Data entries
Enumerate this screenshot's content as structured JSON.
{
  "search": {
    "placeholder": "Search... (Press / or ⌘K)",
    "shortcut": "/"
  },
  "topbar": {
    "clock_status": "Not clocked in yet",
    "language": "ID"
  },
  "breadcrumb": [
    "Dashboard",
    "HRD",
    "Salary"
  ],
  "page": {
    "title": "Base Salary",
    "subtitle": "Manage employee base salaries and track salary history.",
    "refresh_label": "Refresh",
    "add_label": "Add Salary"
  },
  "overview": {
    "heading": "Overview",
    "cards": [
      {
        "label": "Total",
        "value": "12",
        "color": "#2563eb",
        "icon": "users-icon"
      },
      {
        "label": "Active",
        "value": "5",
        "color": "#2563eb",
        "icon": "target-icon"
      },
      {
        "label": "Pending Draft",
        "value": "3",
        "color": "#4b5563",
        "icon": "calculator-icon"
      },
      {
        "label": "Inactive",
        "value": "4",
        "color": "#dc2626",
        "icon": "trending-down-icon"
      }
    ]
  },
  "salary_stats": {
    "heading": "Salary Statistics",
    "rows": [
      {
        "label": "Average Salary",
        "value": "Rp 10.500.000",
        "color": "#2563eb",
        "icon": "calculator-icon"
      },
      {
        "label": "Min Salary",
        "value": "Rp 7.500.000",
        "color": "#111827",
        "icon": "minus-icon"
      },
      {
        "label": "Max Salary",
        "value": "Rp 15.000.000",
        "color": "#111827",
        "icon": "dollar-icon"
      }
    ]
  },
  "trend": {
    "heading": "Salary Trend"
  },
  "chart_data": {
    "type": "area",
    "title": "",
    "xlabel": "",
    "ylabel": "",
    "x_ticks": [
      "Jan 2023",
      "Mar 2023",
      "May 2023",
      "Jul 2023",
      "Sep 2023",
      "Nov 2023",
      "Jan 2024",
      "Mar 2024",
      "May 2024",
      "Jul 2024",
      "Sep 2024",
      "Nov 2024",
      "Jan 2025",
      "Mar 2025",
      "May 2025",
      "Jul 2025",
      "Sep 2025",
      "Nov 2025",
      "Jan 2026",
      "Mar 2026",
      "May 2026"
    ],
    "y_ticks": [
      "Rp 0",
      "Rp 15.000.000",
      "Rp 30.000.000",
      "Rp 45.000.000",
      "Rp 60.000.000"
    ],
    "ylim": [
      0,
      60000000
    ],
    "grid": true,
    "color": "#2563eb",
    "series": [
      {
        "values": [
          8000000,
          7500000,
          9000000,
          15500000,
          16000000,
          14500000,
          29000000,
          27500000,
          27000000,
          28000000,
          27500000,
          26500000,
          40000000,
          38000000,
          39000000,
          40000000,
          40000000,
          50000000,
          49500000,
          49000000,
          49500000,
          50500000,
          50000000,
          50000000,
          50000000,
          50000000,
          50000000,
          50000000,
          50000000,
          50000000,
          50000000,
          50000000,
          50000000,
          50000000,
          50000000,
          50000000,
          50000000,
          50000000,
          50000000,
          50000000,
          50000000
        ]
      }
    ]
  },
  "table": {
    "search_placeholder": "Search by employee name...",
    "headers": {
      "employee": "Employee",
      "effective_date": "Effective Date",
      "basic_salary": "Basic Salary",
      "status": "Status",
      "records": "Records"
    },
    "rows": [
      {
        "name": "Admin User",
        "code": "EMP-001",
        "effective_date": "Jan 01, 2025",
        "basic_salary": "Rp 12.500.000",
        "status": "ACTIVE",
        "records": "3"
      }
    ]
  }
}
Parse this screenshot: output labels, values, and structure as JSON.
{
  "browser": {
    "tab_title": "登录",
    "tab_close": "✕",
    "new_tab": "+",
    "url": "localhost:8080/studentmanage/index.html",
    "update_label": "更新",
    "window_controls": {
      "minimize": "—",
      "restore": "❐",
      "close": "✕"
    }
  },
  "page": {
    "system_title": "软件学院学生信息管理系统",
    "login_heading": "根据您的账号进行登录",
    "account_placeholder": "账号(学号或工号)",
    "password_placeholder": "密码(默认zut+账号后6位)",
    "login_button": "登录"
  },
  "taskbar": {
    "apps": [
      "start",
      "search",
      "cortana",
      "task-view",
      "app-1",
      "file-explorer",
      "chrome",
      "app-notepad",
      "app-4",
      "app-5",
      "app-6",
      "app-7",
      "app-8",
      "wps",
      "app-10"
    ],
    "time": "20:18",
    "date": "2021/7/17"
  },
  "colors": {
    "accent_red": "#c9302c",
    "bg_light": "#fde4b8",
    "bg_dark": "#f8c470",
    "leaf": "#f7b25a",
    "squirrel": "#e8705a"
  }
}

Written exercise: Your task is to quote all of the data word for word.

The completed task:
Enumerate this screenshot's content as structured JSON.
{
  "search": {
    "placeholder": "Search... (Press / or ⌘K)",
    "shortcut": "/"
  },
  "topbar": {
    "clock_status": "Not clocked in yet",
    "language": "ID"
  },
  "breadcrumb": [
    "Dashboard",
    "HRD",
    "Salary"
  ],
  "page": {
    "title": "Base Salary",
    "subtitle": "Manage employee base salaries and track salary history.",
    "refresh_label": "Refresh",
    "add_label": "Add Salary"
  },
  "overview": {
    "heading": "Overview",
    "cards": [
      {
        "label": "Total",
        "value": "12",
        "color": "#2563eb",
        "icon": "users-icon"
      },
      {
        "label": "Active",
        "value": "5",
        "color": "#2563eb",
        "icon": "target-icon"
      },
      {
        "label": "Pending Draft",
        "value": "3",
        "color": "#4b5563",
        "icon": "calculator-icon"
      },
      {
        "label": "Inactive",
        "value": "4",
        "color": "#dc2626",
        "icon": "trending-down-icon"
      }
    ]
  },
  "salary_stats": {
    "heading": "Salary Statistics",
    "rows": [
      {
        "label": "Average Salary",
        "value": "Rp 10.500.000",
        "color": "#2563eb",
        "icon": "calculator-icon"
      },
      {
        "label": "Min Salary",
        "value": "Rp 7.500.000",
        "color": "#111827",
        "icon": "minus-icon"
      },
      {
        "label": "Max Salary",
        "value": "Rp 15.000.000",
        "color": "#111827",
        "icon": "dollar-icon"
      }
    ]
  },
  "trend": {
    "heading": "Salary Trend"
  },
  "chart_data": {
    "type": "area",
    "title": "",
    "xlabel": "",
    "ylabel": "",
    "x_ticks": [
      "Jan 2023",
      "Mar 2023",
      "May 2023",
      "Jul 2023",
      "Sep 2023",
      "Nov 2023",
      "Jan 2024",
      "Mar 2024",
      "May 2024",
      "Jul 2024",
      "Sep 2024",
      "Nov 2024",
      "Jan 2025",
      "Mar 2025",
      "May 2025",
      "Jul 2025",
      "Sep 2025",
      "Nov 2025",
      "Jan 2026",
      "Mar 2026",
      "May 2026"
    ],
    "y_ticks": [
      "Rp 0",
      "Rp 15.000.000",
      "Rp 30.000.000",
      "Rp 45.000.000",
      "Rp 60.000.000"
    ],
    "ylim": [
      0,
      60000000
    ],
    "grid": true,
    "color": "#2563eb",
    "series": [
      {
        "values": [
          8000000,
          7500000,
          9000000,
          15500000,
          16000000,
          14500000,
          29000000,
          27500000,
          27000000,
          28000000,
          27500000,
          26500000,
          40000000,
          38000000,
          39000000,
          40000000,
          40000000,
          50000000,
          49500000,
          49000000,
          49500000,
          50500000,
          50000000,
          50000000,
          50000000,
          50000000,
          50000000,
          50000000,
          50000000,
          50000000,
          50000000,
          50000000,
          50000000,
          50000000,
          50000000,
          50000000,
          50000000,
          50000000,
          50000000,
          50000000,
          50000000
        ]
      }
    ]
  },
  "table": {
    "search_placeholder": "Search by employee name...",
    "headers": {
      "employee": "Employee",
      "effective_date": "Effective Date",
      "basic_salary": "Basic Salary",
      "status": "Status",
      "records": "Records"
    },
    "rows": [
      {
        "name": "Admin User",
        "code": "EMP-001",
        "effective_date": "Jan 01, 2025",
        "basic_salary": "Rp 12.500.000",
        "status": "ACTIVE",
        "records": "3"
      }
    ]
  }
}
Parse this screenshot: output labels, values, and structure as JSON.
{
  "browser": {
    "tab_title": "登录",
    "tab_close": "✕",
    "new_tab": "+",
    "url": "localhost:8080/studentmanage/index.html",
    "update_label": "更新",
    "window_controls": {
      "minimize": "—",
      "restore": "❐",
      "close": "✕"
    }
  },
  "page": {
    "system_title": "软件学院学生信息管理系统",
    "login_heading": "根据您的账号进行登录",
    "account_placeholder": "账号(学号或工号)",
    "password_placeholder": "密码(默认zut+账号后6位)",
    "login_button": "登录"
  },
  "taskbar": {
    "apps": [
      "start",
      "search",
      "cortana",
      "task-view",
      "app-1",
      "file-explorer",
      "chrome",
      "app-notepad",
      "app-4",
      "app-5",
      "app-6",
      "app-7",
      "app-8",
      "wps",
      "app-10"
    ],
    "time": "20:18",
    "date": "2021/7/17"
  },
  "colors": {
    "accent_red": "#c9302c",
    "bg_light": "#fde4b8",
    "bg_dark": "#f8c470",
    "leaf": "#f7b25a",
    "squirrel": "#e8705a"
  }
}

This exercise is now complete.